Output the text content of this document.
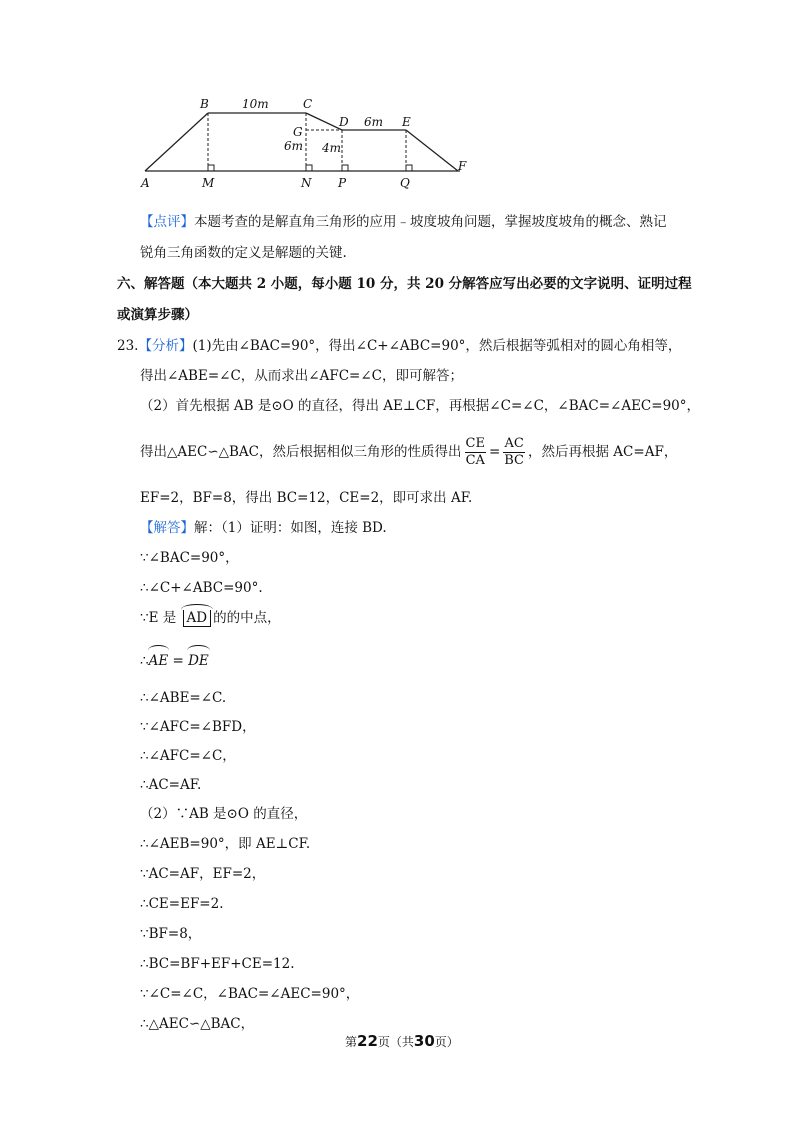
A
B	C
D	E
F
G
M	N P	Q
10m
6m
6m 4m
【点评】本题考查的是解直角三角形的应用﹣坡度坡角问题，掌握坡度坡角的概念、熟记
锐角三角函数的定义是解题的关键.
六、解答题（本大题共 2 小题，每小题 10 分，共 20 分解答应写出必要的文字说明、证明过程
或演算步骤）
23.【分析】(1)先由∠BAC=90°，得出∠C+∠ABC=90°，然后根据等弧相对的圆心角相等，
得出∠ABE=∠C，从而求出∠AFC=∠C，即可解答；
（2）首先根据 AB 是⊙O 的直径，得出 AE⊥CF，再根据∠C=∠C，∠BAC=∠AEC=90°，
得出△AEC∽△BAC，然后根据相似三角形的性质得出 $\frac{CE}{CA} = \frac{AC}{BC}$ ，然后再根据 AC=AF，
EF=2，BF=8，得出 BC=12，CE=2，即可求出 AF.
【解答】解：（1）证明：如图，连接 BD.
∵∠BAC=90°，
∴∠C+∠ABC=90°.
∵E 是 AD 的的中点，
∴AE = DE
∴∠ABE=∠C.
∵∠AFC=∠BFD，
∴∠AFC=∠C，
∴AC=AF.
（2）∵AB 是⊙O 的直径，
∴∠AEB=90°，即 AE⊥CF.
∵AC=AF，EF=2，
∴CE=EF=2.
∵BF=8，
∴BC=BF+EF+CE=12.
∵∠C=∠C，∠BAC=∠AEC=90°，
∴△AEC∽△BAC，
第22页（共30页）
◆ ◆ ◆ ◆
Requirements: Reproduce the data verbatim. Do not carry any picture into the copy.

Complete response:
Output the text content of this document.
A
B	C
D	E
F
G
M	N P	Q
10m
6m
6m 4m
【点评】本题考查的是解直角三角形的应用﹣坡度坡角问题，掌握坡度坡角的概念、熟记
锐角三角函数的定义是解题的关键.
六、解答题（本大题共 2 小题，每小题 10 分，共 20 分解答应写出必要的文字说明、证明过程
或演算步骤）
23.【分析】(1)先由∠BAC=90°，得出∠C+∠ABC=90°，然后根据等弧相对的圆心角相等，
得出∠ABE=∠C，从而求出∠AFC=∠C，即可解答；
（2）首先根据 AB 是⊙O 的直径，得出 AE⊥CF，再根据∠C=∠C，∠BAC=∠AEC=90°，
得出△AEC∽△BAC，然后根据相似三角形的性质得出 $\frac{CE}{CA} = \frac{AC}{BC}$ ，然后再根据 AC=AF，
EF=2，BF=8，得出 BC=12，CE=2，即可求出 AF.
【解答】解：（1）证明：如图，连接 BD.
∵∠BAC=90°，
∴∠C+∠ABC=90°.
∵E 是 AD 的的中点，
∴AE = DE
∴∠ABE=∠C.
∵∠AFC=∠BFD，
∴∠AFC=∠C，
∴AC=AF.
（2）∵AB 是⊙O 的直径，
∴∠AEB=90°，即 AE⊥CF.
∵AC=AF，EF=2，
∴CE=EF=2.
∵BF=8，
∴BC=BF+EF+CE=12.
∵∠C=∠C，∠BAC=∠AEC=90°，
∴△AEC∽△BAC，
第22页（共30页）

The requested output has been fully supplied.